Start Entries provided

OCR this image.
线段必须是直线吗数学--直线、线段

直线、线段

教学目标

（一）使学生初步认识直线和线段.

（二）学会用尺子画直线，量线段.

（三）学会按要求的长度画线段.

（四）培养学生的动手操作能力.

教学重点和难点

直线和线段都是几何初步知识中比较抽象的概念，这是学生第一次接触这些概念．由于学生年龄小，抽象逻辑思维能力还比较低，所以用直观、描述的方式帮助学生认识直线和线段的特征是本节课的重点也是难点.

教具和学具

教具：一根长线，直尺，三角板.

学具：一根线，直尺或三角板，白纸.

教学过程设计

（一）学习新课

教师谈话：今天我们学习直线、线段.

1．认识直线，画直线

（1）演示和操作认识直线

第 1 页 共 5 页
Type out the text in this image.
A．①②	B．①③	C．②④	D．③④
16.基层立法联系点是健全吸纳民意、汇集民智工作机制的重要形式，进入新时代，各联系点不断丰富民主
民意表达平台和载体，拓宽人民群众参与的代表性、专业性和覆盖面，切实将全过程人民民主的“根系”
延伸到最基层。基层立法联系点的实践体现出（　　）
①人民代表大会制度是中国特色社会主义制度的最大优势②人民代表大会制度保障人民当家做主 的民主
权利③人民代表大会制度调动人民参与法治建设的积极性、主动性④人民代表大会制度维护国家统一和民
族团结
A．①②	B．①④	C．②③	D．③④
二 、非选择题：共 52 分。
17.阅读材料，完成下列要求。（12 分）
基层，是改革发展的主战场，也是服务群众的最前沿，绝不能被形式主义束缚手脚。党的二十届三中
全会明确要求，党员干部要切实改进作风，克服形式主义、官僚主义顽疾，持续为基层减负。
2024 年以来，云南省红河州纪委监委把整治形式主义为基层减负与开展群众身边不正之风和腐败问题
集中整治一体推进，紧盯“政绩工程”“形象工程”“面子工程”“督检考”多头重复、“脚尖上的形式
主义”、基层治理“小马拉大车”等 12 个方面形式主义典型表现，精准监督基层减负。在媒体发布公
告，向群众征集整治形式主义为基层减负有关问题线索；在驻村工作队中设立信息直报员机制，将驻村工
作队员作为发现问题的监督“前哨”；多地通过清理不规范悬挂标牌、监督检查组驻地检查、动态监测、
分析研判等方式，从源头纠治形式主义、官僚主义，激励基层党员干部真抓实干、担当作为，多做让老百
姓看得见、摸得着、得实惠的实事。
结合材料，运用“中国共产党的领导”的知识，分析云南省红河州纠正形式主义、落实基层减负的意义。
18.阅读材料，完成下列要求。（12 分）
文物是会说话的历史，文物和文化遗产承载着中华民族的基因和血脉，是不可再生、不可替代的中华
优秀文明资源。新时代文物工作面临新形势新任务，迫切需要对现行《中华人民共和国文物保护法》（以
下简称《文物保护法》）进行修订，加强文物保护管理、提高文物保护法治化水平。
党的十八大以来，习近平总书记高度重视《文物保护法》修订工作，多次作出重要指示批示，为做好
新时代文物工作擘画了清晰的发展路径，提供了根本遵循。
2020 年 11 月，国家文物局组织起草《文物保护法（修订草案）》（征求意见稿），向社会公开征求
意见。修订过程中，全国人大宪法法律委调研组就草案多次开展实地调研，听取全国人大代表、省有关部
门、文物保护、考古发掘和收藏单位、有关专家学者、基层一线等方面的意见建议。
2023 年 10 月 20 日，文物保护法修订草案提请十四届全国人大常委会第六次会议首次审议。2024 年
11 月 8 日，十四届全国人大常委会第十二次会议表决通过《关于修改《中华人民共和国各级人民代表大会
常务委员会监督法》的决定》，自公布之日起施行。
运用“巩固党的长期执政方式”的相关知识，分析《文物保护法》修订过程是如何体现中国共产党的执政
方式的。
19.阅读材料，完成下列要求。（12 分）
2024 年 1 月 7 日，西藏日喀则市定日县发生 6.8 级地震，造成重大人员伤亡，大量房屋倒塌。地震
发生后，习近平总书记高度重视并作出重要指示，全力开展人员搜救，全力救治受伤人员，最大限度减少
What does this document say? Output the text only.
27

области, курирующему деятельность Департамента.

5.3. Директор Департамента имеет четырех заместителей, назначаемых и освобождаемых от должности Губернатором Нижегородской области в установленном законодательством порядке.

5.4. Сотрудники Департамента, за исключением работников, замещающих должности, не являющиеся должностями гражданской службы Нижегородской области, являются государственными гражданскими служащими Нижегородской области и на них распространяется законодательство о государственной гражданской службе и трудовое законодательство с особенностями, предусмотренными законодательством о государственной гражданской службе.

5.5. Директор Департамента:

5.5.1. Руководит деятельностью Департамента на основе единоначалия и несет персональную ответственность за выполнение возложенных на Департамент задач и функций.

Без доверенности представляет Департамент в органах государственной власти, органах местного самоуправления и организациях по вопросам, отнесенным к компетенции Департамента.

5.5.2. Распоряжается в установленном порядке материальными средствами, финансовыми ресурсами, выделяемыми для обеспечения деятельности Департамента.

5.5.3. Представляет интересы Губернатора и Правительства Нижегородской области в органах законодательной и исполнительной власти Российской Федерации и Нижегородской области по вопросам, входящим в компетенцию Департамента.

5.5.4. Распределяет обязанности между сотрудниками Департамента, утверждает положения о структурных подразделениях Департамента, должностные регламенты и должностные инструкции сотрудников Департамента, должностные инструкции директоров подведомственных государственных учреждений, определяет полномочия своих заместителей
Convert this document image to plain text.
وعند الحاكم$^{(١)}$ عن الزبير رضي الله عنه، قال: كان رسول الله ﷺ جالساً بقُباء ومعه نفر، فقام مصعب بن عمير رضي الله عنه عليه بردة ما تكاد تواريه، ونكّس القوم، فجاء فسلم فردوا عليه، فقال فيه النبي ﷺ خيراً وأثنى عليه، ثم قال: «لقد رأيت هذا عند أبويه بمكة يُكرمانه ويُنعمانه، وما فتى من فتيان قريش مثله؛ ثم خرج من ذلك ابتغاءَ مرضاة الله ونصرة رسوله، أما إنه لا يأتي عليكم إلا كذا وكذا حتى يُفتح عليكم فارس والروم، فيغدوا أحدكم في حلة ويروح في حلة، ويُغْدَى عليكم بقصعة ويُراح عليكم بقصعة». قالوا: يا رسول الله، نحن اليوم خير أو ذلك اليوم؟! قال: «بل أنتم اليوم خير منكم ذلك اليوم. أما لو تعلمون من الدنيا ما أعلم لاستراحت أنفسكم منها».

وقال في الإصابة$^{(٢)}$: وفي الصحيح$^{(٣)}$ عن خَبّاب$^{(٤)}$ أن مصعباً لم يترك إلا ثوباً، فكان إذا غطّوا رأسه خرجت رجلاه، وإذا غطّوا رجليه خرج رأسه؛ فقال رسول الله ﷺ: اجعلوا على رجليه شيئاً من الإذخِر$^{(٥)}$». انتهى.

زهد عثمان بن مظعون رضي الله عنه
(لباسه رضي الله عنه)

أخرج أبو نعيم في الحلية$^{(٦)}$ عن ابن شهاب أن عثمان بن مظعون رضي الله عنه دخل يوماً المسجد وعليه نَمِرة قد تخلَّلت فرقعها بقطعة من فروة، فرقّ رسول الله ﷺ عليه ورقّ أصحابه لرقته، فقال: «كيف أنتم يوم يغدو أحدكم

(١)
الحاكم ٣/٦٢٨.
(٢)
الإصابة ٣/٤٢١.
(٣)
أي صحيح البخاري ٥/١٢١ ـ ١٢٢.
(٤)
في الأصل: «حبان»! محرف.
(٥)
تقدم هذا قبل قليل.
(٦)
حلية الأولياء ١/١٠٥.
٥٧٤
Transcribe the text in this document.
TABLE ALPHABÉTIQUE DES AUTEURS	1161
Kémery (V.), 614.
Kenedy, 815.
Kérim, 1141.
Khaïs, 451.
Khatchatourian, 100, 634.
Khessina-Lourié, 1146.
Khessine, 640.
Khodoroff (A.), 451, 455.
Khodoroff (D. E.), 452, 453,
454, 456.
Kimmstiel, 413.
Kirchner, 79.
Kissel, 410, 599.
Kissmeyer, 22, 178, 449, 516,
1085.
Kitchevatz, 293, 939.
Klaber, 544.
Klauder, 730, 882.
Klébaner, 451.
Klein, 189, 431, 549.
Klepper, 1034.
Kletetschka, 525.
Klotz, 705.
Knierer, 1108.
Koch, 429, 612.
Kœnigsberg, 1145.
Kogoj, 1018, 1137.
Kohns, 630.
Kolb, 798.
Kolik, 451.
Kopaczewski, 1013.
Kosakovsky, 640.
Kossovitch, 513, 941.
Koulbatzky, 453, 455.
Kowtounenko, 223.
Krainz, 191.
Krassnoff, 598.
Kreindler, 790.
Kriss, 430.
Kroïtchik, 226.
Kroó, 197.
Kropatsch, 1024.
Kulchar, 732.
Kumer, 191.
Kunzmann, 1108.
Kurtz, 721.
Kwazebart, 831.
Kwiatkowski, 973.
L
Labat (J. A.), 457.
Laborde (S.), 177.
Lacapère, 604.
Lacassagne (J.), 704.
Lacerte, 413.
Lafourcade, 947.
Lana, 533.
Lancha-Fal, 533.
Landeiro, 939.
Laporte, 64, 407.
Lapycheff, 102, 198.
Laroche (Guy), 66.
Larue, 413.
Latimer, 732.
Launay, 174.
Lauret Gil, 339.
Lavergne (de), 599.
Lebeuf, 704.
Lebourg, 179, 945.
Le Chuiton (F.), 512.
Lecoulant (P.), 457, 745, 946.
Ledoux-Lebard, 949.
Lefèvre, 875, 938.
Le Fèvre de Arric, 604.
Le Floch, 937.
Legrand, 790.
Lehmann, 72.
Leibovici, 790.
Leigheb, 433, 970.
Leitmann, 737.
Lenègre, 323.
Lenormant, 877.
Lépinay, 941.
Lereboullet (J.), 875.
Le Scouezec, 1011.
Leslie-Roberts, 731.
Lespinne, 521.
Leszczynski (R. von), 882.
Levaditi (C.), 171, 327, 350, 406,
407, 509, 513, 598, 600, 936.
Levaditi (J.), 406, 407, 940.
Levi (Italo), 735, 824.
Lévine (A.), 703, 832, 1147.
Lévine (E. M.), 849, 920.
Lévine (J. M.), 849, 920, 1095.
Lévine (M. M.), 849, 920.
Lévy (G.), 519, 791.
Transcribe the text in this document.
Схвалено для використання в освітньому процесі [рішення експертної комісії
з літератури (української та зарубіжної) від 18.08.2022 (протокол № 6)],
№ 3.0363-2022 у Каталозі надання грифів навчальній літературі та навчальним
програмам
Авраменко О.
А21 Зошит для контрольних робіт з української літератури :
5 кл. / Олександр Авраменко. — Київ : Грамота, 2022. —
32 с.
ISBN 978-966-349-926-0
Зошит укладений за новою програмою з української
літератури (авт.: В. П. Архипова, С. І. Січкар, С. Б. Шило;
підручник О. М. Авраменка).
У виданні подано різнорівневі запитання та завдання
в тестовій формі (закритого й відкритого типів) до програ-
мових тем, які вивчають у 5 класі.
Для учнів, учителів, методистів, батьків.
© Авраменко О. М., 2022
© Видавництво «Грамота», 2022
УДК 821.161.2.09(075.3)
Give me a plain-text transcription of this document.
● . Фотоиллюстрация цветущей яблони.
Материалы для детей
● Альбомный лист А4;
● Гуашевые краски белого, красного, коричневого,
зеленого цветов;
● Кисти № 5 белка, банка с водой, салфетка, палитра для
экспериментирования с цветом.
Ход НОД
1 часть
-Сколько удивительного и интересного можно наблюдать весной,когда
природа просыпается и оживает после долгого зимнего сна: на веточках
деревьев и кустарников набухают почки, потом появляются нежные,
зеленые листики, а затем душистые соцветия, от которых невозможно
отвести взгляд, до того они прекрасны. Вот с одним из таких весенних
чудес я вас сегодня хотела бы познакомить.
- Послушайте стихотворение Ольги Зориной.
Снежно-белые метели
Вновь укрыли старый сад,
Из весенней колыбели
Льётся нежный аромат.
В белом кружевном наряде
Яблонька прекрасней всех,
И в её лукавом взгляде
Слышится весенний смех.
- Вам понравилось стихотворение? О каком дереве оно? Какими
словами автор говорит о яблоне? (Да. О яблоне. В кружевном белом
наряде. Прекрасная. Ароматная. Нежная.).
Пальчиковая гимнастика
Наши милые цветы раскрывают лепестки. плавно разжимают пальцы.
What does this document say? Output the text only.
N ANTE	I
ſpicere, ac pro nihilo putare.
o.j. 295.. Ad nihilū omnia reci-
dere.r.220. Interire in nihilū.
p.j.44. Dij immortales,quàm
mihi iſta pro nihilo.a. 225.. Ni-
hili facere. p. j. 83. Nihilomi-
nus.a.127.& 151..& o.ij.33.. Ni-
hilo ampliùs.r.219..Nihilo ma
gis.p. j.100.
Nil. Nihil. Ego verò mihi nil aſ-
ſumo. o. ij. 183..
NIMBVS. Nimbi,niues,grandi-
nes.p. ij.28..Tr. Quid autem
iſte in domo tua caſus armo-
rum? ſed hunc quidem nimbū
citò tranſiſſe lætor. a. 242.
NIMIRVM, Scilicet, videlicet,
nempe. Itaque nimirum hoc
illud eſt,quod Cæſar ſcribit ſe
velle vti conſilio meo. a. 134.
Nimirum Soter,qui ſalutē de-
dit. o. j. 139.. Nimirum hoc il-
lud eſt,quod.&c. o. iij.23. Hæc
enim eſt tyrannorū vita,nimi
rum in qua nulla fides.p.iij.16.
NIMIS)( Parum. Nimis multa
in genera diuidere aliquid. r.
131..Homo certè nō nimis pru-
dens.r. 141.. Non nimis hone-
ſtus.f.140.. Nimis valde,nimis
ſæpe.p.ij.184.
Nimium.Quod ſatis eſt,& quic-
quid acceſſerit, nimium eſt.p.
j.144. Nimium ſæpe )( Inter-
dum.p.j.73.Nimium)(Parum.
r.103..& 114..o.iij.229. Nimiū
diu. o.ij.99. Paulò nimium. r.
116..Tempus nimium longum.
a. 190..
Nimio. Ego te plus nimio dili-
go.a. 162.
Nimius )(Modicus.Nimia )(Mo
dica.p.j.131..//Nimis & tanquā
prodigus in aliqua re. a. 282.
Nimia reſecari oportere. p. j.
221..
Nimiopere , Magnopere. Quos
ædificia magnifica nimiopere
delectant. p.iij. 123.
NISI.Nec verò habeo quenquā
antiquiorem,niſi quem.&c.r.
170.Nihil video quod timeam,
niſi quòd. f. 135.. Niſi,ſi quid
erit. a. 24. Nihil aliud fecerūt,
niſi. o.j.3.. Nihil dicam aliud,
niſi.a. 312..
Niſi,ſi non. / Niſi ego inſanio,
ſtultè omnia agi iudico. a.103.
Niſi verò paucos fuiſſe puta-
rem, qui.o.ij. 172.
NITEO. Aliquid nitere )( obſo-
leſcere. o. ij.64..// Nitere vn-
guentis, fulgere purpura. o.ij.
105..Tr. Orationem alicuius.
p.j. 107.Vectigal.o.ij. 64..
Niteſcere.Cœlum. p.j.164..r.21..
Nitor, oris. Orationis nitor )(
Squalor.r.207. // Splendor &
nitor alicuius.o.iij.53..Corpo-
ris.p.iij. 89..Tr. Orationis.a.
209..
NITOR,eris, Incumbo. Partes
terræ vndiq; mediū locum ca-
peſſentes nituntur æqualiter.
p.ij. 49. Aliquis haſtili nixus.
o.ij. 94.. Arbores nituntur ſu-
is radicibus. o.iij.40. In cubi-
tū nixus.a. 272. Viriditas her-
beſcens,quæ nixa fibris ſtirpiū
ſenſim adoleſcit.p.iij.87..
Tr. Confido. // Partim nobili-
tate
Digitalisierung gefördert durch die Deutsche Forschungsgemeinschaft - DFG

End Entries provided

Written exercise | List each line in the listing that contains the string "omnia".

Solution to this task |
o.j. 295.. Ad nihilū omnia reci-
ſtultè omnia agi iudico. a.103.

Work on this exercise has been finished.